──────── GIVEN INFORMATION
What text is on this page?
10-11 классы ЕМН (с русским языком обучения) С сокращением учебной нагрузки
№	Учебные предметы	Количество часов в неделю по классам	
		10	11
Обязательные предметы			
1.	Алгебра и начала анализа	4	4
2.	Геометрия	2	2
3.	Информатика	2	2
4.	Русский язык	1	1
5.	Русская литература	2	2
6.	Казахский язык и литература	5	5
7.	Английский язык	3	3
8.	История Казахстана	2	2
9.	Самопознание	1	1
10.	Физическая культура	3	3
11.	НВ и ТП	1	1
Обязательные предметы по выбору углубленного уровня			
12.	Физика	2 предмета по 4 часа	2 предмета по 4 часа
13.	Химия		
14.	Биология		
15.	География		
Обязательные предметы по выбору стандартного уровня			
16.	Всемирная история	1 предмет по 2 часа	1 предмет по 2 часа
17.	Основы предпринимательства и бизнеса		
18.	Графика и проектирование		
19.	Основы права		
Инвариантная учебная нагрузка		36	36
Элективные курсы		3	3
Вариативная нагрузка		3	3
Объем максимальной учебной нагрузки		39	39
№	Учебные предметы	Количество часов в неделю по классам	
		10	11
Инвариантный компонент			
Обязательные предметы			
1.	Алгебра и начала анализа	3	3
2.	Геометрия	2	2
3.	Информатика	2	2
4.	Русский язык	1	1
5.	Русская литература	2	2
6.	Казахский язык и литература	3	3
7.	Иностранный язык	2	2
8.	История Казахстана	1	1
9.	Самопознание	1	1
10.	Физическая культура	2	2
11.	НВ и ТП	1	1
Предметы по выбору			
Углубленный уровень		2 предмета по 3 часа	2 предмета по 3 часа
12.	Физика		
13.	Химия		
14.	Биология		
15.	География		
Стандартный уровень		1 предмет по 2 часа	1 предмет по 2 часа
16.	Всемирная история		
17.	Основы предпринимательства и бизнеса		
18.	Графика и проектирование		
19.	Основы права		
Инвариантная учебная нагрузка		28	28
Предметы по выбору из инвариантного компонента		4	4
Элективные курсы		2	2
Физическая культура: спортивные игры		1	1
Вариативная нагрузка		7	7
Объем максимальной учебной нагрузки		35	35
────────────────
■ THE REQUEST: Each entry above is to be printed again exactly.

■ TASK RESULT:
What text is on this page?
10-11 классы ЕМН (с русским языком обучения) С сокращением учебной нагрузки
№	Учебные предметы	Количество часов в неделю по классам	
		10	11
Обязательные предметы			
1.	Алгебра и начала анализа	4	4
2.	Геометрия	2	2
3.	Информатика	2	2
4.	Русский язык	1	1
5.	Русская литература	2	2
6.	Казахский язык и литература	5	5
7.	Английский язык	3	3
8.	История Казахстана	2	2
9.	Самопознание	1	1
10.	Физическая культура	3	3
11.	НВ и ТП	1	1
Обязательные предметы по выбору углубленного уровня			
12.	Физика	2 предмета по 4 часа	2 предмета по 4 часа
13.	Химия		
14.	Биология		
15.	География		
Обязательные предметы по выбору стандартного уровня			
16.	Всемирная история	1 предмет по 2 часа	1 предмет по 2 часа
17.	Основы предпринимательства и бизнеса		
18.	Графика и проектирование		
19.	Основы права		
Инвариантная учебная нагрузка		36	36
Элективные курсы		3	3
Вариативная нагрузка		3	3
Объем максимальной учебной нагрузки		39	39
№	Учебные предметы	Количество часов в неделю по классам	
		10	11
Инвариантный компонент			
Обязательные предметы			
1.	Алгебра и начала анализа	3	3
2.	Геометрия	2	2
3.	Информатика	2	2
4.	Русский язык	1	1
5.	Русская литература	2	2
6.	Казахский язык и литература	3	3
7.	Иностранный язык	2	2
8.	История Казахстана	1	1
9.	Самопознание	1	1
10.	Физическая культура	2	2
11.	НВ и ТП	1	1
Предметы по выбору			
Углубленный уровень		2 предмета по 3 часа	2 предмета по 3 часа
12.	Физика		
13.	Химия		
14.	Биология		
15.	География		
Стандартный уровень		1 предмет по 2 часа	1 предмет по 2 часа
16.	Всемирная история		
17.	Основы предпринимательства и бизнеса		
18.	Графика и проектирование		
19.	Основы права		
Инвариантная учебная нагрузка		28	28
Предметы по выбору из инвариантного компонента		4	4
Элективные курсы		2	2
Физическая культура: спортивные игры		1	1
Вариативная нагрузка		7	7
Объем максимальной учебной нагрузки		35	35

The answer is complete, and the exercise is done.